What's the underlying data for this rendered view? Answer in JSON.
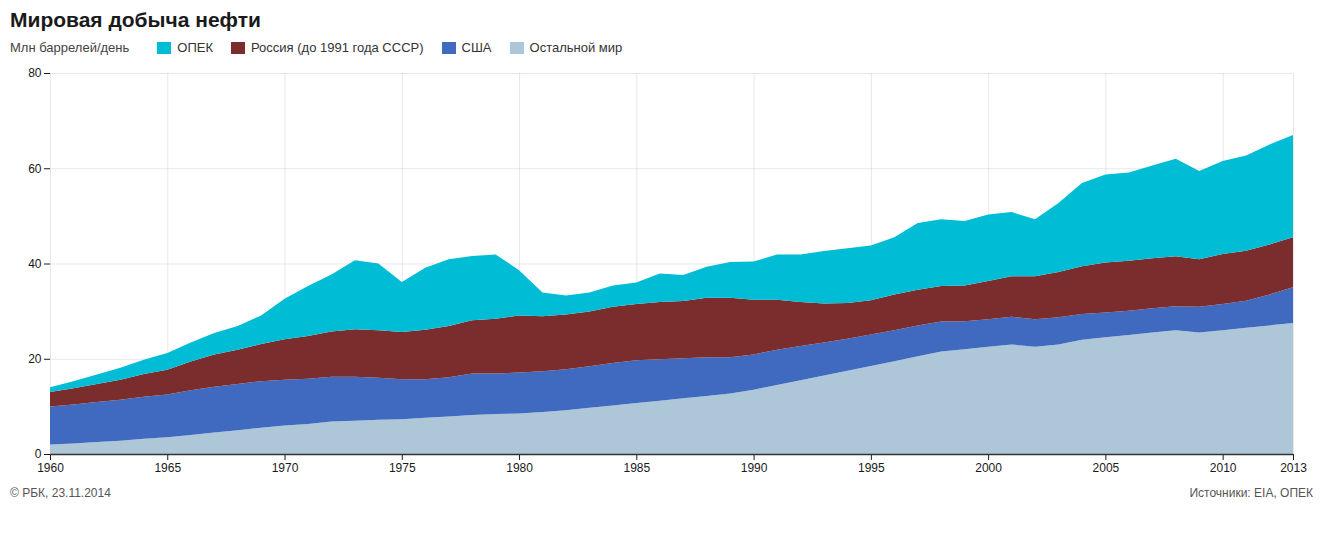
{
  "chart_data": {
    "type": "area",
    "stacked": true,
    "title": "Мировая добыча нефти",
    "ylabel": "Млн баррелей/день",
    "x": [
      1960,
      1961,
      1962,
      1963,
      1964,
      1965,
      1966,
      1967,
      1968,
      1969,
      1970,
      1971,
      1972,
      1973,
      1974,
      1975,
      1976,
      1977,
      1978,
      1979,
      1980,
      1981,
      1982,
      1983,
      1984,
      1985,
      1986,
      1987,
      1988,
      1989,
      1990,
      1991,
      1992,
      1993,
      1994,
      1995,
      1996,
      1997,
      1998,
      1999,
      2000,
      2001,
      2002,
      2003,
      2004,
      2005,
      2006,
      2007,
      2008,
      2009,
      2010,
      2011,
      2012,
      2013
    ],
    "series": [
      {
        "name": "Остальной мир",
        "color": "#adc6d8",
        "values": [
          2.0,
          2.2,
          2.5,
          2.8,
          3.2,
          3.5,
          4.0,
          4.5,
          5.0,
          5.5,
          6.0,
          6.3,
          6.8,
          7.0,
          7.2,
          7.3,
          7.6,
          7.9,
          8.2,
          8.4,
          8.5,
          8.8,
          9.2,
          9.7,
          10.2,
          10.7,
          11.2,
          11.7,
          12.2,
          12.7,
          13.5,
          14.5,
          15.5,
          16.5,
          17.5,
          18.5,
          19.5,
          20.5,
          21.5,
          22.0,
          22.5,
          23.0,
          22.5,
          23.0,
          24.0,
          24.5,
          25.0,
          25.5,
          26.0,
          25.5,
          26.0,
          26.5,
          27.0,
          27.5
        ]
      },
      {
        "name": "США",
        "color": "#3f6abf",
        "values": [
          8.0,
          8.2,
          8.4,
          8.6,
          8.8,
          9.0,
          9.4,
          9.6,
          9.7,
          9.8,
          9.6,
          9.5,
          9.4,
          9.2,
          8.8,
          8.4,
          8.1,
          8.2,
          8.7,
          8.5,
          8.6,
          8.6,
          8.6,
          8.7,
          8.9,
          9.0,
          8.7,
          8.4,
          8.1,
          7.6,
          7.4,
          7.4,
          7.2,
          6.9,
          6.7,
          6.6,
          6.5,
          6.5,
          6.3,
          5.9,
          5.8,
          5.8,
          5.8,
          5.7,
          5.4,
          5.2,
          5.1,
          5.1,
          5.0,
          5.4,
          5.5,
          5.7,
          6.5,
          7.5
        ]
      },
      {
        "name": "Россия (до 1991 года СССР)",
        "color": "#7b2d2d",
        "values": [
          3.0,
          3.4,
          3.8,
          4.2,
          4.8,
          5.2,
          6.0,
          6.8,
          7.2,
          7.8,
          8.5,
          9.0,
          9.5,
          10.0,
          10.0,
          9.9,
          10.4,
          10.8,
          11.2,
          11.5,
          12.0,
          11.5,
          11.5,
          11.5,
          11.8,
          11.8,
          12.0,
          12.0,
          12.5,
          12.5,
          11.5,
          10.5,
          9.2,
          8.2,
          7.5,
          7.2,
          7.5,
          7.5,
          7.5,
          7.5,
          8.0,
          8.5,
          9.0,
          9.5,
          10.0,
          10.5,
          10.5,
          10.5,
          10.5,
          10.0,
          10.5,
          10.5,
          10.5,
          10.5
        ]
      },
      {
        "name": "ОПЕК",
        "color": "#00bcd4",
        "values": [
          1.0,
          1.5,
          2.0,
          2.5,
          3.0,
          3.5,
          4.0,
          4.5,
          5.0,
          6.0,
          8.5,
          10.5,
          12.0,
          14.5,
          14.0,
          10.5,
          13.0,
          14.0,
          13.5,
          13.5,
          9.5,
          5.0,
          4.0,
          4.0,
          4.5,
          4.5,
          6.0,
          5.5,
          6.5,
          7.5,
          8.0,
          9.5,
          10.0,
          11.0,
          11.5,
          11.5,
          12.0,
          14.0,
          14.0,
          13.5,
          14.0,
          13.5,
          12.0,
          14.5,
          17.5,
          18.5,
          18.5,
          19.5,
          20.5,
          18.5,
          19.5,
          20.0,
          21.0,
          21.5
        ]
      }
    ],
    "xlim": [
      1960,
      2013
    ],
    "xticks": [
      1960,
      1965,
      1970,
      1975,
      1980,
      1985,
      1990,
      1995,
      2000,
      2005,
      2010,
      2013
    ],
    "ylim": [
      0,
      80
    ],
    "yticks": [
      0,
      20,
      40,
      60,
      80
    ],
    "grid": true,
    "legend": "top",
    "annotations": [
      "© РБК, 23.11.2014",
      "Источники: EIA, ОПЕК"
    ]
  }
}
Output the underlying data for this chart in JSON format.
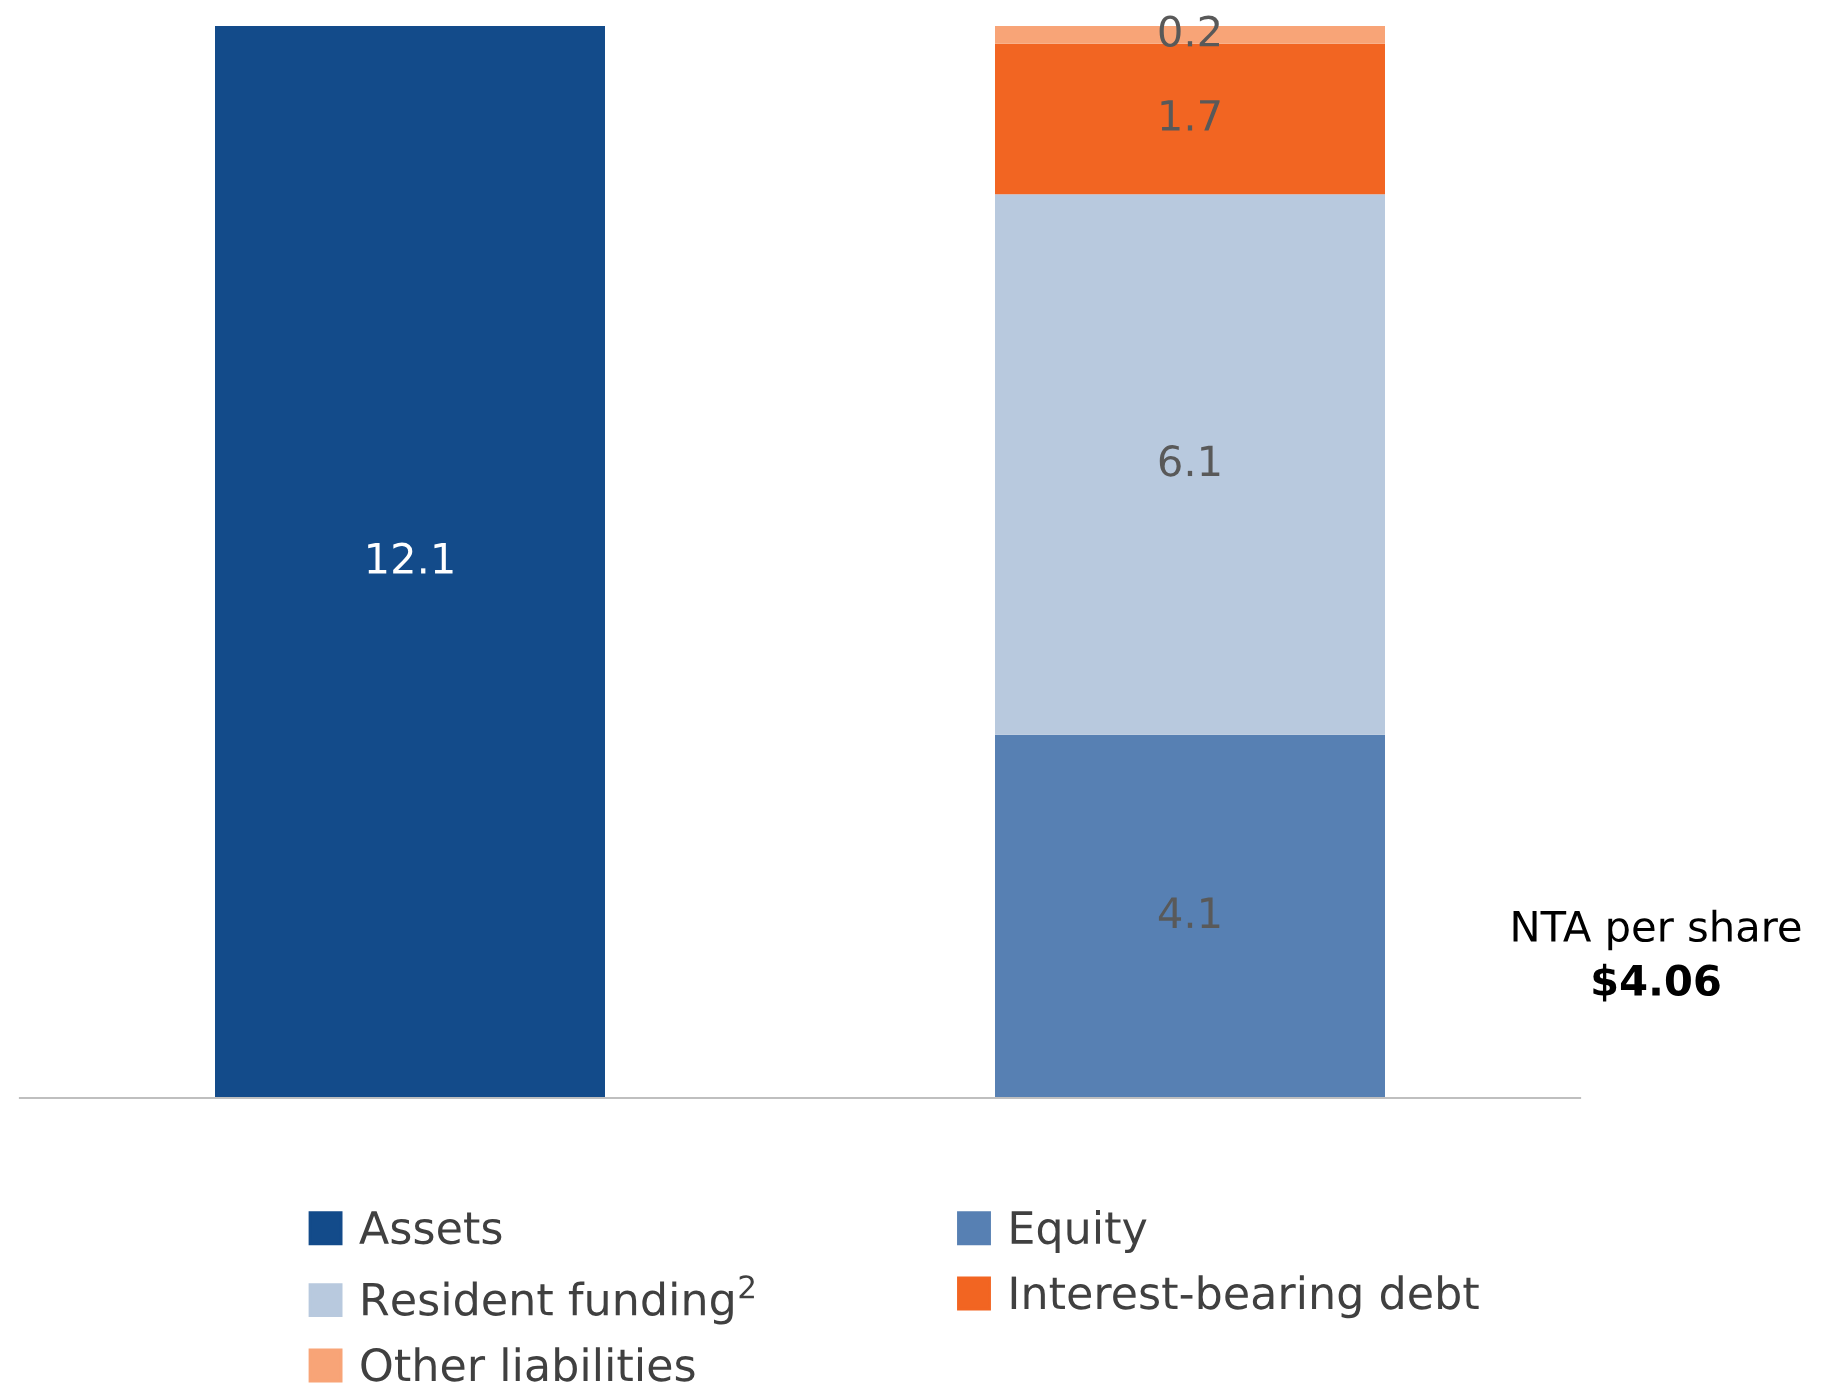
{
  "chart_data": {
    "type": "bar",
    "stacked": true,
    "categories": [
      null,
      null
    ],
    "data_labels": true,
    "legend": "bottom",
    "series": [
      {
        "name": "Assets",
        "color": "#134b8a",
        "values": [
          12.1,
          null
        ]
      },
      {
        "name": "Equity",
        "color": "#5780b3",
        "values": [
          null,
          4.1
        ]
      },
      {
        "name": "Resident funding$^{2}$",
        "color": "#b8c9de",
        "values": [
          null,
          6.1
        ]
      },
      {
        "name": "Interest-bearing debt",
        "color": "#f26522",
        "values": [
          null,
          1.7
        ]
      },
      {
        "name": "Other liabilities",
        "color": "#f8a477",
        "values": [
          null,
          0.2
        ]
      }
    ],
    "annotations": [
      "NTA per share",
      "$4.06"
    ]
  }
}
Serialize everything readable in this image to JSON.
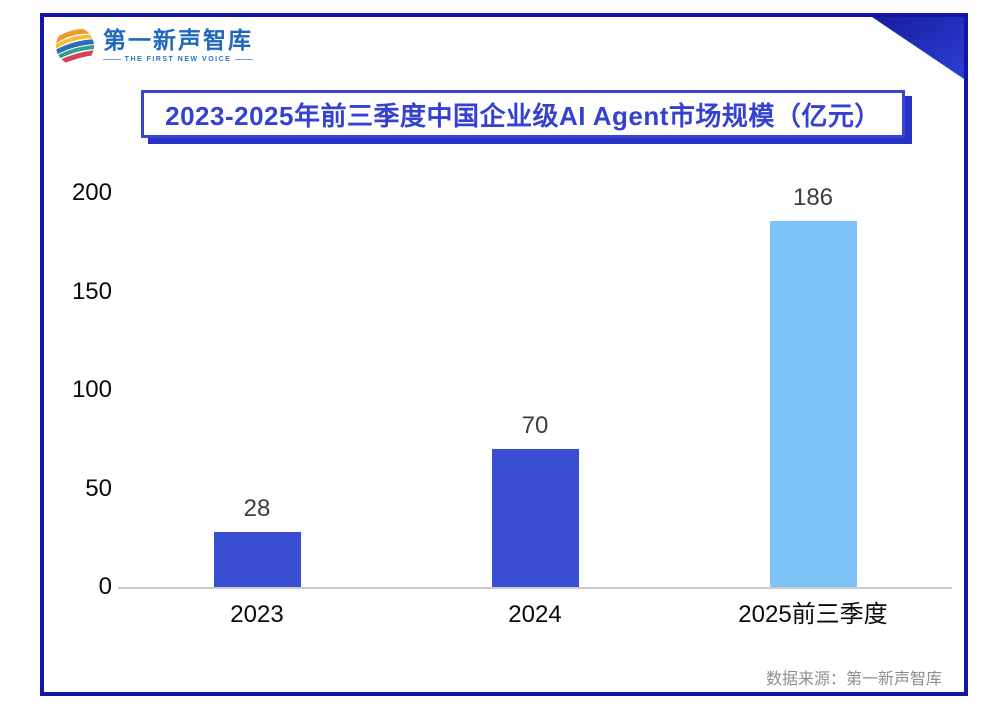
{
  "brand": {
    "name": "第一新声智库",
    "tagline": "THE FIRST NEW VOICE",
    "icon": "ribbon-globe-icon"
  },
  "header": {
    "title": "2023-2025年前三季度中国企业级AI Agent市场规模（亿元）"
  },
  "footer": {
    "source_note": "数据来源：第一新声智库"
  },
  "colors": {
    "frame_border": "#1215a8",
    "corner_triangle_dark": "#171d9e",
    "corner_triangle_light": "#2c3fd6",
    "title_text": "#3441d1",
    "title_border": "#3945d2",
    "title_shadow": "#2633c6",
    "bar_dark_blue": "#3a4ed2",
    "bar_light_blue": "#7ec3f7",
    "axis_line": "#cbcbcb",
    "value_label": "#3d3d3d",
    "tick_label": "#0a0a0a",
    "logo_blue": "#1e68bd",
    "source_gray": "#8f8f8f"
  },
  "chart_data": {
    "type": "bar",
    "title": "2023-2025年前三季度中国企业级AI Agent市场规模（亿元）",
    "unit": "亿元",
    "categories": [
      "2023",
      "2024",
      "2025前三季度"
    ],
    "values": [
      28,
      70,
      186
    ],
    "bar_colors": [
      "#3a4ed2",
      "#3a4ed2",
      "#7ec3f7"
    ],
    "yticks": [
      0,
      50,
      100,
      150,
      200
    ],
    "ylim": [
      0,
      200
    ],
    "grid": false,
    "legend": false,
    "value_labels": true
  }
}
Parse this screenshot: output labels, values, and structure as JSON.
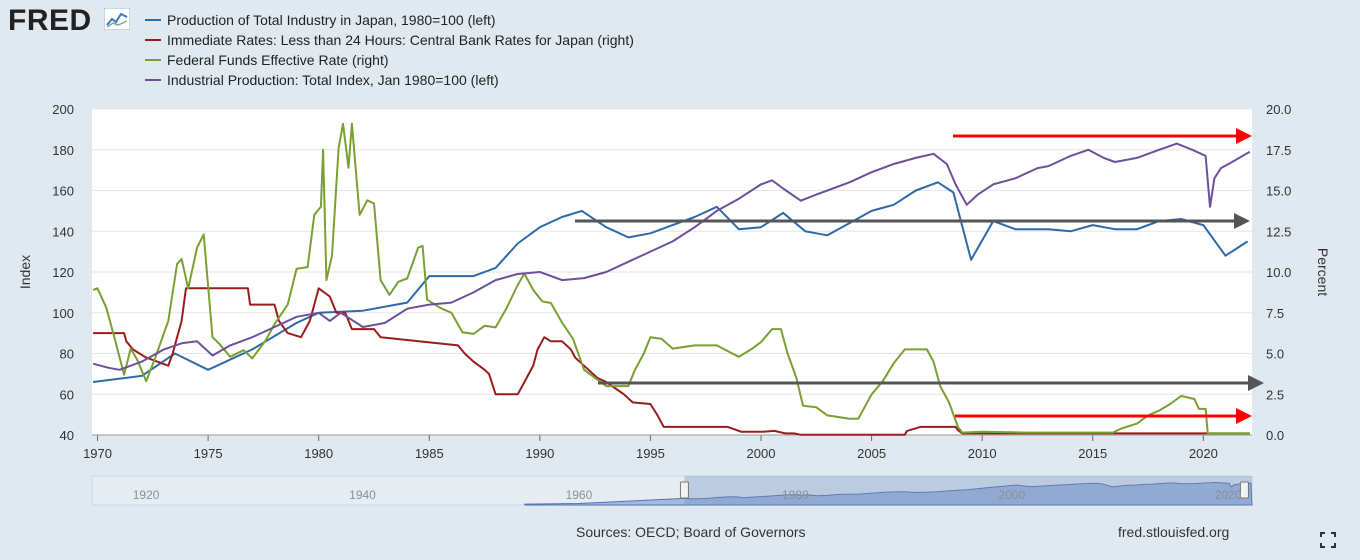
----
| OBJECTIVE |
Every record is to be reproduced exactly, with no pictures included.

| FINAL ANSWER |
What's the underlying data for this rendered view? Answer in JSON.
{
  "chart_data": {
    "type": "area",
    "stacked": true,
    "title": "Мировая добыча нефти",
    "ylabel": "Млн баррелей/день",
    "x": [
      1960,
      1961,
      1962,
      1963,
      1964,
      1965,
      1966,
      1967,
      1968,
      1969,
      1970,
      1971,
      1972,
      1973,
      1974,
      1975,
      1976,
      1977,
      1978,
      1979,
      1980,
      1981,
      1982,
      1983,
      1984,
      1985,
      1986,
      1987,
      1988,
      1989,
      1990,
      1991,
      1992,
      1993,
      1994,
      1995,
      1996,
      1997,
      1998,
      1999,
      2000,
      2001,
      2002,
      2003,
      2004,
      2005,
      2006,
      2007,
      2008,
      2009,
      2010,
      2011,
      2012,
      2013
    ],
    "series": [
      {
        "name": "Остальной мир",
        "color": "#adc6d8",
        "values": [
          2.0,
          2.2,
          2.5,
          2.8,
          3.2,
          3.5,
          4.0,
          4.5,
          5.0,
          5.5,
          6.0,
          6.3,
          6.8,
          7.0,
          7.2,
          7.3,
          7.6,
          7.9,
          8.2,
          8.4,
          8.5,
          8.8,
          9.2,
          9.7,
          10.2,
          10.7,
          11.2,
          11.7,
          12.2,
          12.7,
          13.5,
          14.5,
          15.5,
          16.5,
          17.5,
          18.5,
          19.5,
          20.5,
          21.5,
          22.0,
          22.5,
          23.0,
          22.5,
          23.0,
          24.0,
          24.5,
          25.0,
          25.5,
          26.0,
          25.5,
          26.0,
          26.5,
          27.0,
          27.5
        ]
      },
      {
        "name": "США",
        "color": "#3f6abf",
        "values": [
          8.0,
          8.2,
          8.4,
          8.6,
          8.8,
          9.0,
          9.4,
          9.6,
          9.7,
          9.8,
          9.6,
          9.5,
          9.4,
          9.2,
          8.8,
          8.4,
          8.1,
          8.2,
          8.7,
          8.5,
          8.6,
          8.6,
          8.6,
          8.7,
          8.9,
          9.0,
          8.7,
          8.4,
          8.1,
          7.6,
          7.4,
          7.4,
          7.2,
          6.9,
          6.7,
          6.6,
          6.5,
          6.5,
          6.3,
          5.9,
          5.8,
          5.8,
          5.8,
          5.7,
          5.4,
          5.2,
          5.1,
          5.1,
          5.0,
          5.4,
          5.5,
          5.7,
          6.5,
          7.5
        ]
      },
      {
        "name": "Россия (до 1991 года СССР)",
        "color": "#7b2d2d",
        "values": [
          3.0,
          3.4,
          3.8,
          4.2,
          4.8,
          5.2,
          6.0,
          6.8,
          7.2,
          7.8,
          8.5,
          9.0,
          9.5,
          10.0,
          10.0,
          9.9,
          10.4,
          10.8,
          11.2,
          11.5,
          12.0,
          11.5,
          11.5,
          11.5,
          11.8,
          11.8,
          12.0,
          12.0,
          12.5,
          12.5,
          11.5,
          10.5,
          9.2,
          8.2,
          7.5,
          7.2,
          7.5,
          7.5,
          7.5,
          7.5,
          8.0,
          8.5,
          9.0,
          9.5,
          10.0,
          10.5,
          10.5,
          10.5,
          10.5,
          10.0,
          10.5,
          10.5,
          10.5,
          10.5
        ]
      },
      {
        "name": "ОПЕК",
        "color": "#00bcd4",
        "values": [
          1.0,
          1.5,
          2.0,
          2.5,
          3.0,
          3.5,
          4.0,
          4.5,
          5.0,
          6.0,
          8.5,
          10.5,
          12.0,
          14.5,
          14.0,
          10.5,
          13.0,
          14.0,
          13.5,
          13.5,
          9.5,
          5.0,
          4.0,
          4.0,
          4.5,
          4.5,
          6.0,
          5.5,
          6.5,
          7.5,
          8.0,
          9.5,
          10.0,
          11.0,
          11.5,
          11.5,
          12.0,
          14.0,
          14.0,
          13.5,
          14.0,
          13.5,
          12.0,
          14.5,
          17.5,
          18.5,
          18.5,
          19.5,
          20.5,
          18.5,
          19.5,
          20.0,
          21.0,
          21.5
        ]
      }
    ],
    "xlim": [
      1960,
      2013
    ],
    "xticks": [
      1960,
      1965,
      1970,
      1975,
      1980,
      1985,
      1990,
      1995,
      2000,
      2005,
      2010,
      2013
    ],
    "ylim": [
      0,
      80
    ],
    "yticks": [
      0,
      20,
      40,
      60,
      80
    ],
    "grid": true,
    "legend": "top",
    "annotations": [
      "© РБК, 23.11.2014",
      "Источники: EIA, ОПЕК"
    ]
  }
}
Output the underlying data for this chart in JSON format.
{
  "chart_data": {
    "type": "bar",
    "stacked": true,
    "categories": [
      null,
      null
    ],
    "data_labels": true,
    "legend": "bottom",
    "series": [
      {
        "name": "Assets",
        "color": "#134b8a",
        "values": [
          12.1,
          null
        ]
      },
      {
        "name": "Equity",
        "color": "#5780b3",
        "values": [
          null,
          4.1
        ]
      },
      {
        "name": "Resident funding$^{2}$",
        "color": "#b8c9de",
        "values": [
          null,
          6.1
        ]
      },
      {
        "name": "Interest-bearing debt",
        "color": "#f26522",
        "values": [
          null,
          1.7
        ]
      },
      {
        "name": "Other liabilities",
        "color": "#f8a477",
        "values": [
          null,
          0.2
        ]
      }
    ],
    "annotations": [
      "NTA per share",
      "$4.06"
    ]
  }
}
Serialize everything readable in this image to JSON.
{
  "brand": {
    "name": "第一新声智库",
    "tagline": "THE FIRST NEW VOICE",
    "icon": "ribbon-globe-icon"
  },
  "header": {
    "title": "2023-2025年前三季度中国企业级AI Agent市场规模（亿元）"
  },
  "footer": {
    "source_note": "数据来源：第一新声智库"
  },
  "colors": {
    "frame_border": "#1215a8",
    "corner_triangle_dark": "#171d9e",
    "corner_triangle_light": "#2c3fd6",
    "title_text": "#3441d1",
    "title_border": "#3945d2",
    "title_shadow": "#2633c6",
    "bar_dark_blue": "#3a4ed2",
    "bar_light_blue": "#7ec3f7",
    "axis_line": "#cbcbcb",
    "value_label": "#3d3d3d",
    "tick_label": "#0a0a0a",
    "logo_blue": "#1e68bd",
    "source_gray": "#8f8f8f"
  },
  "chart_data": {
    "type": "bar",
    "title": "2023-2025年前三季度中国企业级AI Agent市场规模（亿元）",
    "unit": "亿元",
    "categories": [
      "2023",
      "2024",
      "2025前三季度"
    ],
    "values": [
      28,
      70,
      186
    ],
    "bar_colors": [
      "#3a4ed2",
      "#3a4ed2",
      "#7ec3f7"
    ],
    "yticks": [
      0,
      50,
      100,
      150,
      200
    ],
    "ylim": [
      0,
      200
    ],
    "grid": false,
    "legend": false,
    "value_labels": true
  }
}
Parse this screenshot: output labels, values, and structure as JSON.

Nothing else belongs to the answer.